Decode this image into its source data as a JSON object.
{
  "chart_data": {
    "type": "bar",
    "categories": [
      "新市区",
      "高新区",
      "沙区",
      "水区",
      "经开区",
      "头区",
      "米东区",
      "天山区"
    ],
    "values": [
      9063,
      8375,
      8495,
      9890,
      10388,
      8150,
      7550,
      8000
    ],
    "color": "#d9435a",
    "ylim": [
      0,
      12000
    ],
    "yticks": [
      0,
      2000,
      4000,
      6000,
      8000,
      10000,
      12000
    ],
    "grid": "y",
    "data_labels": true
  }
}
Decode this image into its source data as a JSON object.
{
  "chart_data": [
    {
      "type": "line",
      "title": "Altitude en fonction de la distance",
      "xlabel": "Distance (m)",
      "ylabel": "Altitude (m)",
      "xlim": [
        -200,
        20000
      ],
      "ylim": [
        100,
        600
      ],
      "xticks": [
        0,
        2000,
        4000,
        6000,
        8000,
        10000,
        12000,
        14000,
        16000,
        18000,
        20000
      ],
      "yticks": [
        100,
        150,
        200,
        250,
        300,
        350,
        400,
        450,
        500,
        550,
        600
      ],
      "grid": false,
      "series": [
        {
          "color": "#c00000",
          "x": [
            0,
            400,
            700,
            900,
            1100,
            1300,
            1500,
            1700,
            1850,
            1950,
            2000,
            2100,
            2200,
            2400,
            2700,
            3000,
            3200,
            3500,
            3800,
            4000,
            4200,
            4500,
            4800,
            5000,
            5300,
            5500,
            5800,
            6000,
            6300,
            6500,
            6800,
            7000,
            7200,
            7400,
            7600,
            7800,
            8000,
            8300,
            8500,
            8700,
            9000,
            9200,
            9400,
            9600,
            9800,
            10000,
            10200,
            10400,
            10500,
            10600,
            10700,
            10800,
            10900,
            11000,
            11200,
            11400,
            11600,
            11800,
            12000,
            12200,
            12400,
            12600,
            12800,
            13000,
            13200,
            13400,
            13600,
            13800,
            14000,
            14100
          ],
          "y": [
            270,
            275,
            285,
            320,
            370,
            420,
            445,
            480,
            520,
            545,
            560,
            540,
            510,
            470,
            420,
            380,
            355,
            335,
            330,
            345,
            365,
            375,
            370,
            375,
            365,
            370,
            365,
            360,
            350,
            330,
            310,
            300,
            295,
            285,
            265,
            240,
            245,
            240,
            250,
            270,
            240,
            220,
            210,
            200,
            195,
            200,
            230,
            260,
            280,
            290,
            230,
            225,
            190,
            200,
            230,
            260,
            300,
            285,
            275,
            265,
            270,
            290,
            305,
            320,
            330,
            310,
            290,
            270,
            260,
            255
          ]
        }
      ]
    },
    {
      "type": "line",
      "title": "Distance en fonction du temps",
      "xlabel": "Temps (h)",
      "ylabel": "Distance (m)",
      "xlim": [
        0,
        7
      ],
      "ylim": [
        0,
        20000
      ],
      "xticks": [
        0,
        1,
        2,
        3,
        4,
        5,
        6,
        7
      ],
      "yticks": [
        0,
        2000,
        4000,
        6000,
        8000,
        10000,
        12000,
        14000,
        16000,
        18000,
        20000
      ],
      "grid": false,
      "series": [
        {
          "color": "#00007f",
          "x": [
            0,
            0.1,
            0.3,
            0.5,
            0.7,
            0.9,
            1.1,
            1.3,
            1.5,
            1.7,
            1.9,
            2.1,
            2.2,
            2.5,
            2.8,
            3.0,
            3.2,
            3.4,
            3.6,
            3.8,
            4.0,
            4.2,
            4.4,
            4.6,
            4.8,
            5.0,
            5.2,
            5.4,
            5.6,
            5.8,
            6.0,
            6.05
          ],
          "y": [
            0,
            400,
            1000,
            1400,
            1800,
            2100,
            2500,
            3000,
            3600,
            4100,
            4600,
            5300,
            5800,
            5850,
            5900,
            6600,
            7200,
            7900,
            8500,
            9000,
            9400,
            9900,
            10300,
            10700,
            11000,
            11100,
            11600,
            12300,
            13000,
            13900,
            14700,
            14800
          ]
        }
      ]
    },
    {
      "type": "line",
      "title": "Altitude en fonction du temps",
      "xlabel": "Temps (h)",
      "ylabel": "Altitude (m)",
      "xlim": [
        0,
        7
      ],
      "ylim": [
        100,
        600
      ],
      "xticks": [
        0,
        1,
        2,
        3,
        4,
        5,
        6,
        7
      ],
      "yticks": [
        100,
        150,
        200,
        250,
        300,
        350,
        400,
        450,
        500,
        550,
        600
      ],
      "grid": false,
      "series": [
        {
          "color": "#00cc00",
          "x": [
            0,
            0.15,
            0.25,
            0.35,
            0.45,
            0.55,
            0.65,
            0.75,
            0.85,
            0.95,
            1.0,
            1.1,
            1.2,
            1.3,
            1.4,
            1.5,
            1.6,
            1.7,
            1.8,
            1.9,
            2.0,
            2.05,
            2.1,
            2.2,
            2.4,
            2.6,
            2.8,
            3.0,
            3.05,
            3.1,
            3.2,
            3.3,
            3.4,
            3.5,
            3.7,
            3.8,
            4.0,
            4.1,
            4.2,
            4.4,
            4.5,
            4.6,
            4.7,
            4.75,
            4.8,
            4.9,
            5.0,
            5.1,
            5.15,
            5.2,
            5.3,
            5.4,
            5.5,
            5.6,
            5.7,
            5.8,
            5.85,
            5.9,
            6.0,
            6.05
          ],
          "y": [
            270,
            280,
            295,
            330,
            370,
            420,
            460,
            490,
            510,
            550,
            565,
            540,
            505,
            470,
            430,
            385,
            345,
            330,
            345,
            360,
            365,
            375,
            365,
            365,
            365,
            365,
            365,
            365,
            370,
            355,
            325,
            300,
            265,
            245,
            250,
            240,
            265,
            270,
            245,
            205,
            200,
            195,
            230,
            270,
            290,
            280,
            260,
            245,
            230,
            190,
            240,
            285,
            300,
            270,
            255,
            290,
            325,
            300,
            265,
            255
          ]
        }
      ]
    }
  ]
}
#####
Write the entire listing out again, word for word.

Written reply
Decode this image into its source data as a JSON object.
{
  "chart_data": {
    "type": "bar",
    "categories": [
      "新市区",
      "高新区",
      "沙区",
      "水区",
      "经开区",
      "头区",
      "米东区",
      "天山区"
    ],
    "values": [
      9063,
      8375,
      8495,
      9890,
      10388,
      8150,
      7550,
      8000
    ],
    "color": "#d9435a",
    "ylim": [
      0,
      12000
    ],
    "yticks": [
      0,
      2000,
      4000,
      6000,
      8000,
      10000,
      12000
    ],
    "grid": "y",
    "data_labels": true
  }
}
Decode this image into its source data as a JSON object.
{
  "chart_data": [
    {
      "type": "line",
      "title": "Altitude en fonction de la distance",
      "xlabel": "Distance (m)",
      "ylabel": "Altitude (m)",
      "xlim": [
        -200,
        20000
      ],
      "ylim": [
        100,
        600
      ],
      "xticks": [
        0,
        2000,
        4000,
        6000,
        8000,
        10000,
        12000,
        14000,
        16000,
        18000,
        20000
      ],
      "yticks": [
        100,
        150,
        200,
        250,
        300,
        350,
        400,
        450,
        500,
        550,
        600
      ],
      "grid": false,
      "series": [
        {
          "color": "#c00000",
          "x": [
            0,
            400,
            700,
            900,
            1100,
            1300,
            1500,
            1700,
            1850,
            1950,
            2000,
            2100,
            2200,
            2400,
            2700,
            3000,
            3200,
            3500,
            3800,
            4000,
            4200,
            4500,
            4800,
            5000,
            5300,
            5500,
            5800,
            6000,
            6300,
            6500,
            6800,
            7000,
            7200,
            7400,
            7600,
            7800,
            8000,
            8300,
            8500,
            8700,
            9000,
            9200,
            9400,
            9600,
            9800,
            10000,
            10200,
            10400,
            10500,
            10600,
            10700,
            10800,
            10900,
            11000,
            11200,
            11400,
            11600,
            11800,
            12000,
            12200,
            12400,
            12600,
            12800,
            13000,
            13200,
            13400,
            13600,
            13800,
            14000,
            14100
          ],
          "y": [
            270,
            275,
            285,
            320,
            370,
            420,
            445,
            480,
            520,
            545,
            560,
            540,
            510,
            470,
            420,
            380,
            355,
            335,
            330,
            345,
            365,
            375,
            370,
            375,
            365,
            370,
            365,
            360,
            350,
            330,
            310,
            300,
            295,
            285,
            265,
            240,
            245,
            240,
            250,
            270,
            240,
            220,
            210,
            200,
            195,
            200,
            230,
            260,
            280,
            290,
            230,
            225,
            190,
            200,
            230,
            260,
            300,
            285,
            275,
            265,
            270,
            290,
            305,
            320,
            330,
            310,
            290,
            270,
            260,
            255
          ]
        }
      ]
    },
    {
      "type": "line",
      "title": "Distance en fonction du temps",
      "xlabel": "Temps (h)",
      "ylabel": "Distance (m)",
      "xlim": [
        0,
        7
      ],
      "ylim": [
        0,
        20000
      ],
      "xticks": [
        0,
        1,
        2,
        3,
        4,
        5,
        6,
        7
      ],
      "yticks": [
        0,
        2000,
        4000,
        6000,
        8000,
        10000,
        12000,
        14000,
        16000,
        18000,
        20000
      ],
      "grid": false,
      "series": [
        {
          "color": "#00007f",
          "x": [
            0,
            0.1,
            0.3,
            0.5,
            0.7,
            0.9,
            1.1,
            1.3,
            1.5,
            1.7,
            1.9,
            2.1,
            2.2,
            2.5,
            2.8,
            3.0,
            3.2,
            3.4,
            3.6,
            3.8,
            4.0,
            4.2,
            4.4,
            4.6,
            4.8,
            5.0,
            5.2,
            5.4,
            5.6,
            5.8,
            6.0,
            6.05
          ],
          "y": [
            0,
            400,
            1000,
            1400,
            1800,
            2100,
            2500,
            3000,
            3600,
            4100,
            4600,
            5300,
            5800,
            5850,
            5900,
            6600,
            7200,
            7900,
            8500,
            9000,
            9400,
            9900,
            10300,
            10700,
            11000,
            11100,
            11600,
            12300,
            13000,
            13900,
            14700,
            14800
          ]
        }
      ]
    },
    {
      "type": "line",
      "title": "Altitude en fonction du temps",
      "xlabel": "Temps (h)",
      "ylabel": "Altitude (m)",
      "xlim": [
        0,
        7
      ],
      "ylim": [
        100,
        600
      ],
      "xticks": [
        0,
        1,
        2,
        3,
        4,
        5,
        6,
        7
      ],
      "yticks": [
        100,
        150,
        200,
        250,
        300,
        350,
        400,
        450,
        500,
        550,
        600
      ],
      "grid": false,
      "series": [
        {
          "color": "#00cc00",
          "x": [
            0,
            0.15,
            0.25,
            0.35,
            0.45,
            0.55,
            0.65,
            0.75,
            0.85,
            0.95,
            1.0,
            1.1,
            1.2,
            1.3,
            1.4,
            1.5,
            1.6,
            1.7,
            1.8,
            1.9,
            2.0,
            2.05,
            2.1,
            2.2,
            2.4,
            2.6,
            2.8,
            3.0,
            3.05,
            3.1,
            3.2,
            3.3,
            3.4,
            3.5,
            3.7,
            3.8,
            4.0,
            4.1,
            4.2,
            4.4,
            4.5,
            4.6,
            4.7,
            4.75,
            4.8,
            4.9,
            5.0,
            5.1,
            5.15,
            5.2,
            5.3,
            5.4,
            5.5,
            5.6,
            5.7,
            5.8,
            5.85,
            5.9,
            6.0,
            6.05
          ],
          "y": [
            270,
            280,
            295,
            330,
            370,
            420,
            460,
            490,
            510,
            550,
            565,
            540,
            505,
            470,
            430,
            385,
            345,
            330,
            345,
            360,
            365,
            375,
            365,
            365,
            365,
            365,
            365,
            365,
            370,
            355,
            325,
            300,
            265,
            245,
            250,
            240,
            265,
            270,
            245,
            205,
            200,
            195,
            230,
            270,
            290,
            280,
            260,
            245,
            230,
            190,
            240,
            285,
            300,
            270,
            255,
            290,
            325,
            300,
            265,
            255
          ]
        }
      ]
    }
  ]
}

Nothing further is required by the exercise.